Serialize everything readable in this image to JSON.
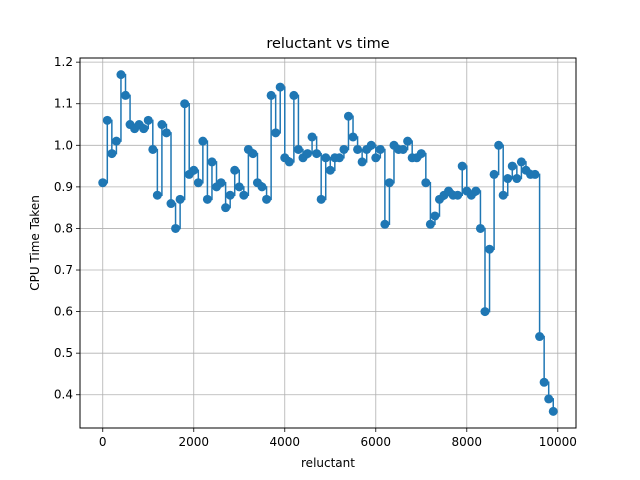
{
  "chart_data": {
    "type": "line",
    "style": "step-post with markers",
    "title": "reluctant vs time",
    "xlabel": "reluctant",
    "ylabel": "CPU Time Taken",
    "xlim": [
      -500,
      10400
    ],
    "ylim": [
      0.32,
      1.21
    ],
    "xticks": [
      0,
      2000,
      4000,
      6000,
      8000,
      10000
    ],
    "yticks": [
      0.4,
      0.5,
      0.6,
      0.7,
      0.8,
      0.9,
      1.0,
      1.1,
      1.2
    ],
    "xtick_labels": [
      "0",
      "2000",
      "4000",
      "6000",
      "8000",
      "10000"
    ],
    "ytick_labels": [
      "0.4",
      "0.5",
      "0.6",
      "0.7",
      "0.8",
      "0.9",
      "1.0",
      "1.1",
      "1.2"
    ],
    "grid": true,
    "color": "#1f77b4",
    "series": [
      {
        "x": [
          0,
          100,
          200,
          300,
          400,
          500,
          600,
          700,
          800,
          900,
          1000,
          1100,
          1200,
          1300,
          1400,
          1500,
          1600,
          1700,
          1800,
          1900,
          2000,
          2100,
          2200,
          2300,
          2400,
          2500,
          2600,
          2700,
          2800,
          2900,
          3000,
          3100,
          3200,
          3300,
          3400,
          3500,
          3600,
          3700,
          3800,
          3900,
          4000,
          4100,
          4200,
          4300,
          4400,
          4500,
          4600,
          4700,
          4800,
          4900,
          5000,
          5100,
          5200,
          5300,
          5400,
          5500,
          5600,
          5700,
          5800,
          5900,
          6000,
          6100,
          6200,
          6300,
          6400,
          6500,
          6600,
          6700,
          6800,
          6900,
          7000,
          7100,
          7200,
          7300,
          7400,
          7500,
          7600,
          7700,
          7800,
          7900,
          8000,
          8100,
          8200,
          8300,
          8400,
          8500,
          8600,
          8700,
          8800,
          8900,
          9000,
          9100,
          9200,
          9300,
          9400,
          9500,
          9600,
          9700,
          9800,
          9900
        ],
        "y": [
          0.91,
          1.06,
          0.98,
          1.01,
          1.17,
          1.12,
          1.05,
          1.04,
          1.05,
          1.04,
          1.06,
          0.99,
          0.88,
          1.05,
          1.03,
          0.86,
          0.8,
          0.87,
          1.1,
          0.93,
          0.94,
          0.91,
          1.01,
          0.87,
          0.96,
          0.9,
          0.91,
          0.85,
          0.88,
          0.94,
          0.9,
          0.88,
          0.99,
          0.98,
          0.91,
          0.9,
          0.87,
          1.12,
          1.03,
          1.14,
          0.97,
          0.96,
          1.12,
          0.99,
          0.97,
          0.98,
          1.02,
          0.98,
          0.87,
          0.97,
          0.94,
          0.97,
          0.97,
          0.99,
          1.07,
          1.02,
          0.99,
          0.96,
          0.99,
          1.0,
          0.97,
          0.99,
          0.81,
          0.91,
          1.0,
          0.99,
          0.99,
          1.01,
          0.97,
          0.97,
          0.98,
          0.91,
          0.81,
          0.83,
          0.87,
          0.88,
          0.89,
          0.88,
          0.88,
          0.95,
          0.89,
          0.88,
          0.89,
          0.8,
          0.6,
          0.75,
          0.93,
          1.0,
          0.88,
          0.92,
          0.95,
          0.92,
          0.96,
          0.94,
          0.93,
          0.93,
          0.54,
          0.43,
          0.39,
          0.36
        ]
      }
    ]
  }
}
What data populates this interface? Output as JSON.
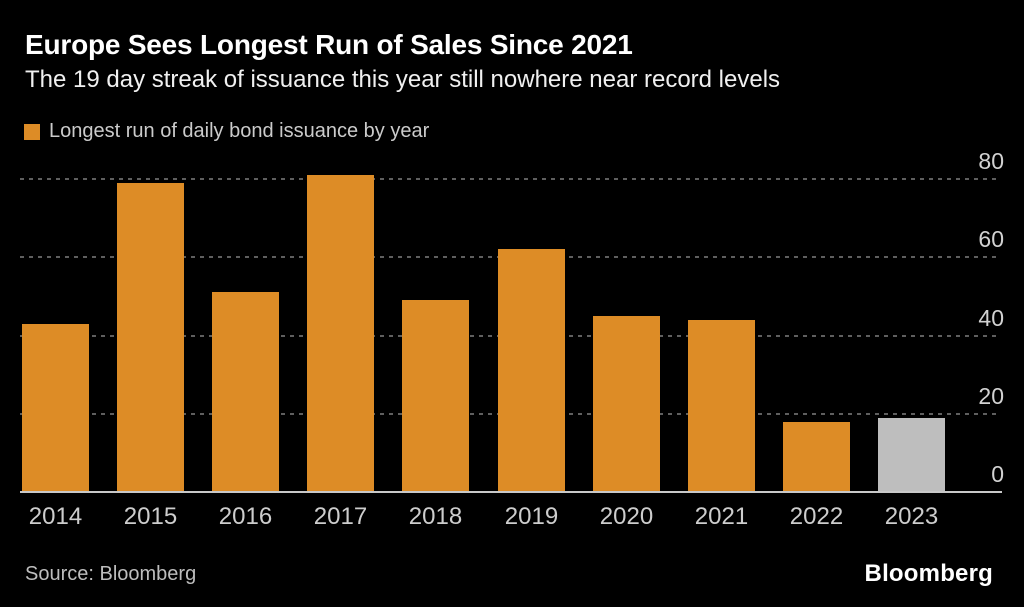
{
  "header": {
    "title": "Europe Sees Longest Run of Sales Since 2021",
    "subtitle": "The 19 day streak of issuance this year still nowhere near record levels"
  },
  "legend": {
    "label": "Longest run of daily bond issuance by year",
    "swatch_color": "#DD8C26"
  },
  "chart_data": {
    "type": "bar",
    "title": "Europe Sees Longest Run of Sales Since 2021",
    "subtitle": "The 19 day streak of issuance this year still nowhere near record levels",
    "categories": [
      "2014",
      "2015",
      "2016",
      "2017",
      "2018",
      "2019",
      "2020",
      "2021",
      "2022",
      "2023"
    ],
    "values": [
      43,
      79,
      51,
      81,
      49,
      62,
      45,
      44,
      18,
      19
    ],
    "series_name": "Longest run of daily bond issuance by year",
    "highlighted_category": "2023",
    "xlabel": "",
    "ylabel": "",
    "ylim": [
      0,
      84
    ],
    "yticks": [
      0,
      20,
      40,
      60,
      80
    ],
    "grid": "horizontal-dashed",
    "legend_position": "top-left",
    "y_axis_side": "right"
  },
  "footer": {
    "source": "Source: Bloomberg",
    "logo": "Bloomberg"
  },
  "colors": {
    "background": "#000000",
    "bar": "#DD8C26",
    "bar_highlight": "#BEBEBE",
    "grid": "#5F5F5F",
    "axis": "#C8C8C8",
    "title": "#FFFFFF",
    "subtitle": "#F0F0F0",
    "tick_label": "#CDCDCD",
    "legend_text": "#CBCBCB",
    "source_text": "#BDBDBD",
    "logo_text": "#FFFFFF"
  }
}
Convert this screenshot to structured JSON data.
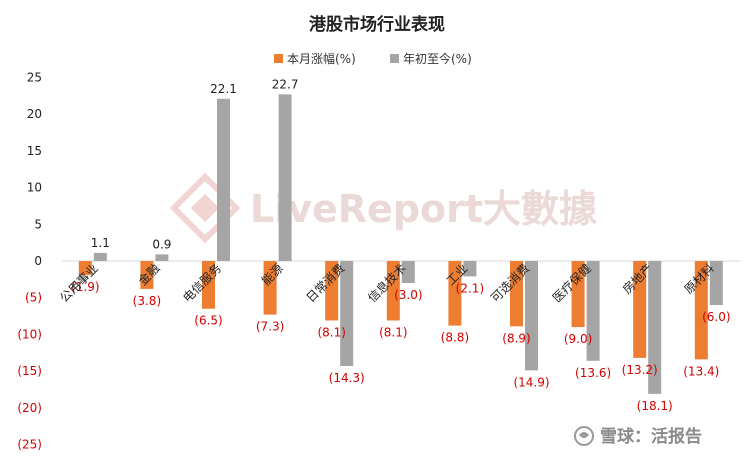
{
  "chart_data": {
    "type": "bar",
    "title": "港股市场行业表现",
    "categories": [
      "公用事业",
      "金融",
      "电信服务",
      "能源",
      "日常消费",
      "信息技术",
      "工业",
      "可选消费",
      "医疗保健",
      "房地产",
      "原材料"
    ],
    "series": [
      {
        "name": "本月涨幅(%)",
        "color": "#ed7d31",
        "values": [
          -1.9,
          -3.8,
          -6.5,
          -7.3,
          -8.1,
          -8.1,
          -8.8,
          -8.9,
          -9.0,
          -13.2,
          -13.4
        ],
        "labels": [
          "(1.9)",
          "(3.8)",
          "(6.5)",
          "(7.3)",
          "(8.1)",
          "(8.1)",
          "(8.8)",
          "(8.9)",
          "(9.0)",
          "(13.2)",
          "(13.4)"
        ]
      },
      {
        "name": "年初至今(%)",
        "color": "#a5a5a5",
        "values": [
          1.1,
          0.9,
          22.1,
          22.7,
          -14.3,
          -3.0,
          -2.1,
          -14.9,
          -13.6,
          -18.1,
          -6.0
        ],
        "labels": [
          "1.1",
          "0.9",
          "22.1",
          "22.7",
          "(14.3)",
          "(3.0)",
          "(2.1)",
          "(14.9)",
          "(13.6)",
          "(18.1)",
          "(6.0)"
        ]
      }
    ],
    "ylim": [
      -25,
      25
    ],
    "yticks": [
      25,
      20,
      15,
      10,
      5,
      0,
      -5,
      -10,
      -15,
      -20,
      -25
    ],
    "ytick_labels": [
      "25",
      "20",
      "15",
      "10",
      "5",
      "0",
      "(5)",
      "(10)",
      "(15)",
      "(20)",
      "(25)"
    ],
    "legend_position": "top-center",
    "grid": false,
    "negative_label_color": "#d40000",
    "positive_label_color": "#222222"
  },
  "watermark": "LiveReport大數據",
  "footer": "雪球：活报告"
}
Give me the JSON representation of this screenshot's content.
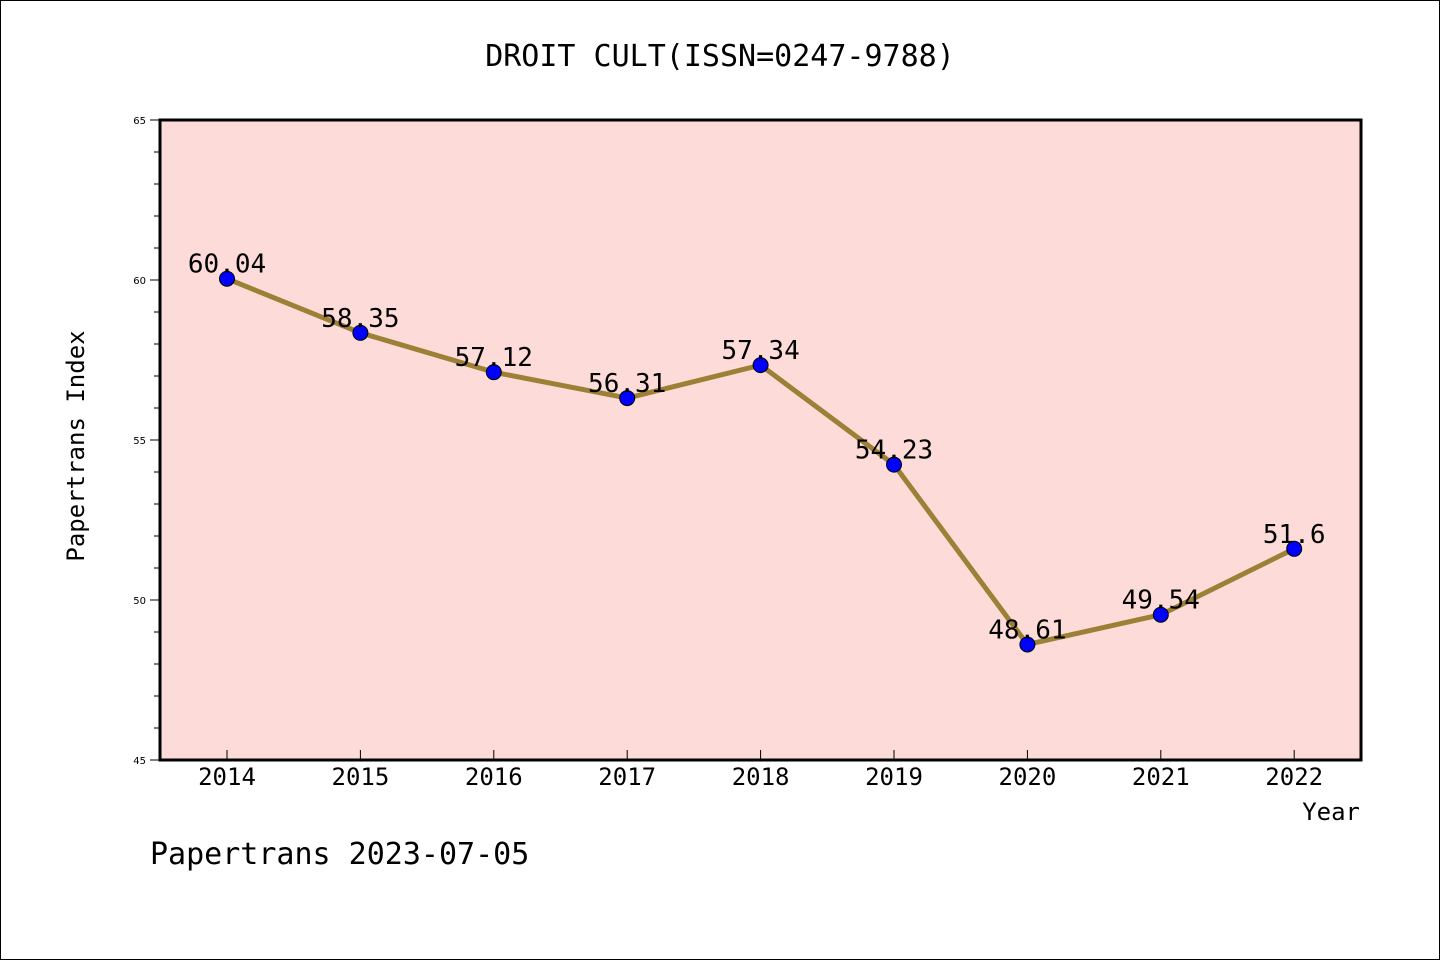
{
  "chart_data": {
    "type": "line",
    "title": "DROIT CULT(ISSN=0247-9788)",
    "xlabel": "Year",
    "ylabel": "Papertrans Index",
    "categories": [
      "2014",
      "2015",
      "2016",
      "2017",
      "2018",
      "2019",
      "2020",
      "2021",
      "2022"
    ],
    "series": [
      {
        "values": [
          60.04,
          58.35,
          57.12,
          56.31,
          57.34,
          54.23,
          48.61,
          49.54,
          51.6
        ]
      }
    ],
    "data_labels": [
      "60.04",
      "58.35",
      "57.12",
      "56.31",
      "57.34",
      "54.23",
      "48.61",
      "49.54",
      "51.6"
    ],
    "ylim": [
      45,
      65
    ],
    "yticks": [
      45,
      50,
      55,
      60,
      65
    ],
    "grid": false,
    "legend": "none",
    "colors": {
      "plot_background": "#fddbd8",
      "line": "#9b8035",
      "marker": "#0000ff"
    }
  },
  "footer": "Papertrans 2023-07-05"
}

________

■ **TASK**
Copy down every line of the material above that includes the string "this".

■ **RESPONSE TO THE EXERCISE**
Serialize everything readable in this image to JSON.
What data populates this interface? Output as JSON.
    "subtitle": "The 19 day streak of issuance this year still nowhere near record levels"
    "subtitle": "The 19 day streak of issuance this year still nowhere near record levels",
Convert this screenshot to structured JSON data.
Give me the JSON representation of this screenshot's content.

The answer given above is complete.